» **Request**
Write out the entire listing below exactly as it appears, minus any pictures.

Figure dataset records:
[Begin]
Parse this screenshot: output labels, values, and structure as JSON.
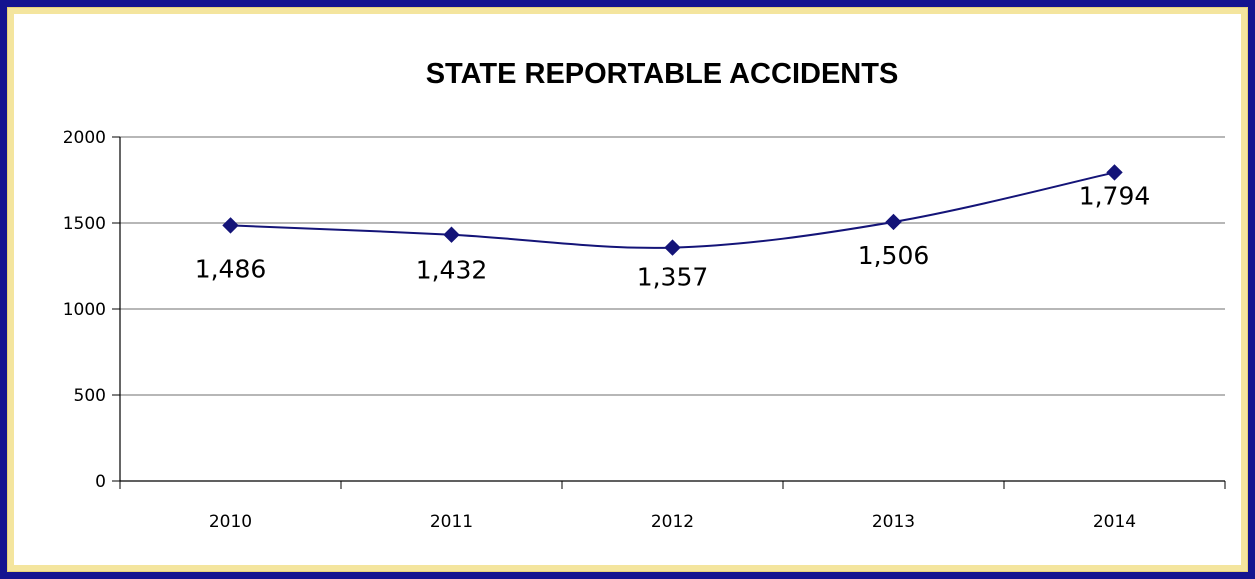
{
  "chart_data": {
    "type": "line",
    "title": "STATE REPORTABLE ACCIDENTS",
    "xlabel": "",
    "ylabel": "",
    "categories": [
      "2010",
      "2011",
      "2012",
      "2013",
      "2014"
    ],
    "series": [
      {
        "values": [
          1486,
          1432,
          1357,
          1506,
          1794
        ],
        "data_labels": [
          "1,486",
          "1,432",
          "1,357",
          "1,506",
          "1,794"
        ],
        "color": "#141478"
      }
    ],
    "ylim": [
      0,
      2000
    ],
    "yticks": [
      "0",
      "500",
      "1000",
      "1500",
      "2000"
    ],
    "grid": true,
    "legend": "none",
    "smooth": true,
    "marker": "diamond"
  },
  "colors": {
    "frame_outer": "#141490",
    "frame_gold": "#f4e59e",
    "line": "#141478",
    "grid": "#8c8c8c"
  }
}
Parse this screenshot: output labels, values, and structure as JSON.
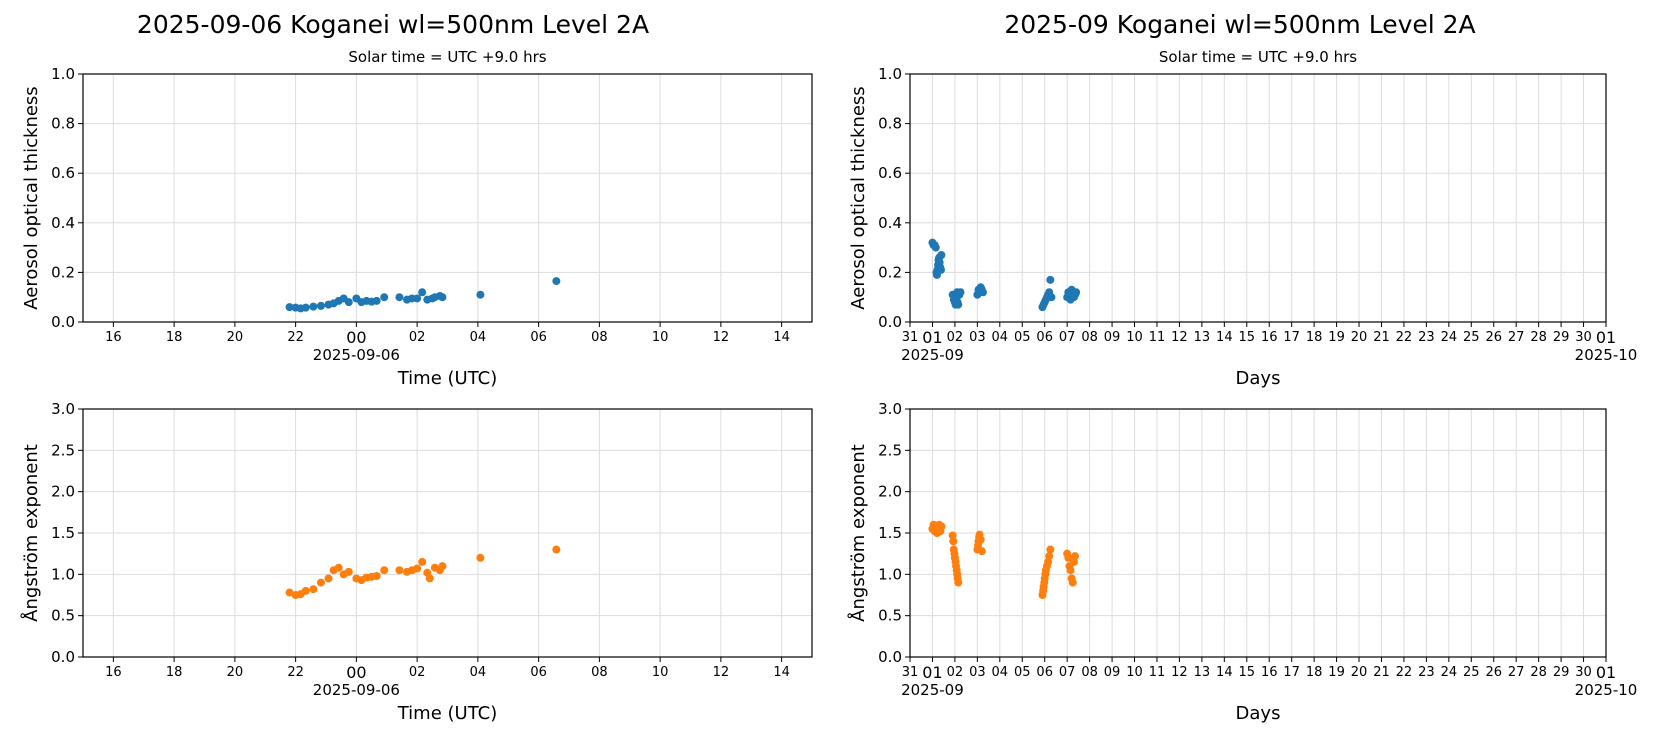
[End]
» **Answer to this exercise**
Parse this screenshot: output labels, values, and structure as JSON.
{
  "chart_data": {
    "type": "line",
    "title": "STATE REPORTABLE ACCIDENTS",
    "xlabel": "",
    "ylabel": "",
    "categories": [
      "2010",
      "2011",
      "2012",
      "2013",
      "2014"
    ],
    "series": [
      {
        "values": [
          1486,
          1432,
          1357,
          1506,
          1794
        ],
        "data_labels": [
          "1,486",
          "1,432",
          "1,357",
          "1,506",
          "1,794"
        ],
        "color": "#141478"
      }
    ],
    "ylim": [
      0,
      2000
    ],
    "yticks": [
      "0",
      "500",
      "1000",
      "1500",
      "2000"
    ],
    "grid": true,
    "legend": "none",
    "smooth": true,
    "marker": "diamond"
  },
  "colors": {
    "frame_outer": "#141490",
    "frame_gold": "#f4e59e",
    "line": "#141478",
    "grid": "#8c8c8c"
  }
}
Parse this screenshot: output labels, values, and structure as JSON.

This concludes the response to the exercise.